→ **Rows**:
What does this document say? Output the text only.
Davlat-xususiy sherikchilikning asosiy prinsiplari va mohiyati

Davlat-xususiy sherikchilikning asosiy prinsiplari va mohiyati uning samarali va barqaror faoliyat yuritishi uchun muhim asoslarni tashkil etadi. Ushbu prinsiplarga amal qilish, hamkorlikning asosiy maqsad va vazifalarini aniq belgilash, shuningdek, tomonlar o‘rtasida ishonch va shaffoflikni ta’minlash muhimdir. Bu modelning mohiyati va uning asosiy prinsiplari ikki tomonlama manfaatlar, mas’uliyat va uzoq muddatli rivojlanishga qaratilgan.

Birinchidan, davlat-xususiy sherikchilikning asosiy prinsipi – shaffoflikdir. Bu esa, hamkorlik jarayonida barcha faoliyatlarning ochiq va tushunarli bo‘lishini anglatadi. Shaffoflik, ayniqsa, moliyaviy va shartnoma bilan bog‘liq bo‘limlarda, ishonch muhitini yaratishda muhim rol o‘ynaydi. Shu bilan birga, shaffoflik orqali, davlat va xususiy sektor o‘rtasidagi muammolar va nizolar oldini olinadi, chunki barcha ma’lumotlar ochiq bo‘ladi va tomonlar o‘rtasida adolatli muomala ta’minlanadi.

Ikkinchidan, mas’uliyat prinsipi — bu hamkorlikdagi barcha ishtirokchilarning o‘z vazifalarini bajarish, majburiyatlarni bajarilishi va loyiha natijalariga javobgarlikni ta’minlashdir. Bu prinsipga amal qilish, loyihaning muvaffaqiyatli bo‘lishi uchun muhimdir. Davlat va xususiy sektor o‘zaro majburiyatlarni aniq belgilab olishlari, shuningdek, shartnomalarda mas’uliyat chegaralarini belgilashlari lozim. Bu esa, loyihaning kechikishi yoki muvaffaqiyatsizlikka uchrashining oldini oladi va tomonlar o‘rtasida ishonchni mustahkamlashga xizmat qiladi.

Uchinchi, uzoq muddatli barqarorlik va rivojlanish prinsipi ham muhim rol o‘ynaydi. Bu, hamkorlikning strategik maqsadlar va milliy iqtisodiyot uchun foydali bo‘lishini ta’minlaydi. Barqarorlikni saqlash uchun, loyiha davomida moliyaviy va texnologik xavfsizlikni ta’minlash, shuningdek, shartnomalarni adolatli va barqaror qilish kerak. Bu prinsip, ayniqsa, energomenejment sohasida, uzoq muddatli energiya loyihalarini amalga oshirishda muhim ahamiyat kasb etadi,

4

→ **Goal**:
Copy out the full set of records precisely, leaving nothing out.

→ **Full answer**:
What does this document say? Output the text only.
Davlat-xususiy sherikchilikning asosiy prinsiplari va mohiyati

Davlat-xususiy sherikchilikning asosiy prinsiplari va mohiyati uning samarali va barqaror faoliyat yuritishi uchun muhim asoslarni tashkil etadi. Ushbu prinsiplarga amal qilish, hamkorlikning asosiy maqsad va vazifalarini aniq belgilash, shuningdek, tomonlar o‘rtasida ishonch va shaffoflikni ta’minlash muhimdir. Bu modelning mohiyati va uning asosiy prinsiplari ikki tomonlama manfaatlar, mas’uliyat va uzoq muddatli rivojlanishga qaratilgan.

Birinchidan, davlat-xususiy sherikchilikning asosiy prinsipi – shaffoflikdir. Bu esa, hamkorlik jarayonida barcha faoliyatlarning ochiq va tushunarli bo‘lishini anglatadi. Shaffoflik, ayniqsa, moliyaviy va shartnoma bilan bog‘liq bo‘limlarda, ishonch muhitini yaratishda muhim rol o‘ynaydi. Shu bilan birga, shaffoflik orqali, davlat va xususiy sektor o‘rtasidagi muammolar va nizolar oldini olinadi, chunki barcha ma’lumotlar ochiq bo‘ladi va tomonlar o‘rtasida adolatli muomala ta’minlanadi.

Ikkinchidan, mas’uliyat prinsipi — bu hamkorlikdagi barcha ishtirokchilarning o‘z vazifalarini bajarish, majburiyatlarni bajarilishi va loyiha natijalariga javobgarlikni ta’minlashdir. Bu prinsipga amal qilish, loyihaning muvaffaqiyatli bo‘lishi uchun muhimdir. Davlat va xususiy sektor o‘zaro majburiyatlarni aniq belgilab olishlari, shuningdek, shartnomalarda mas’uliyat chegaralarini belgilashlari lozim. Bu esa, loyihaning kechikishi yoki muvaffaqiyatsizlikka uchrashining oldini oladi va tomonlar o‘rtasida ishonchni mustahkamlashga xizmat qiladi.

Uchinchi, uzoq muddatli barqarorlik va rivojlanish prinsipi ham muhim rol o‘ynaydi. Bu, hamkorlikning strategik maqsadlar va milliy iqtisodiyot uchun foydali bo‘lishini ta’minlaydi. Barqarorlikni saqlash uchun, loyiha davomida moliyaviy va texnologik xavfsizlikni ta’minlash, shuningdek, shartnomalarni adolatli va barqaror qilish kerak. Bu prinsip, ayniqsa, energomenejment sohasida, uzoq muddatli energiya loyihalarini amalga oshirishda muhim ahamiyat kasb etadi,

4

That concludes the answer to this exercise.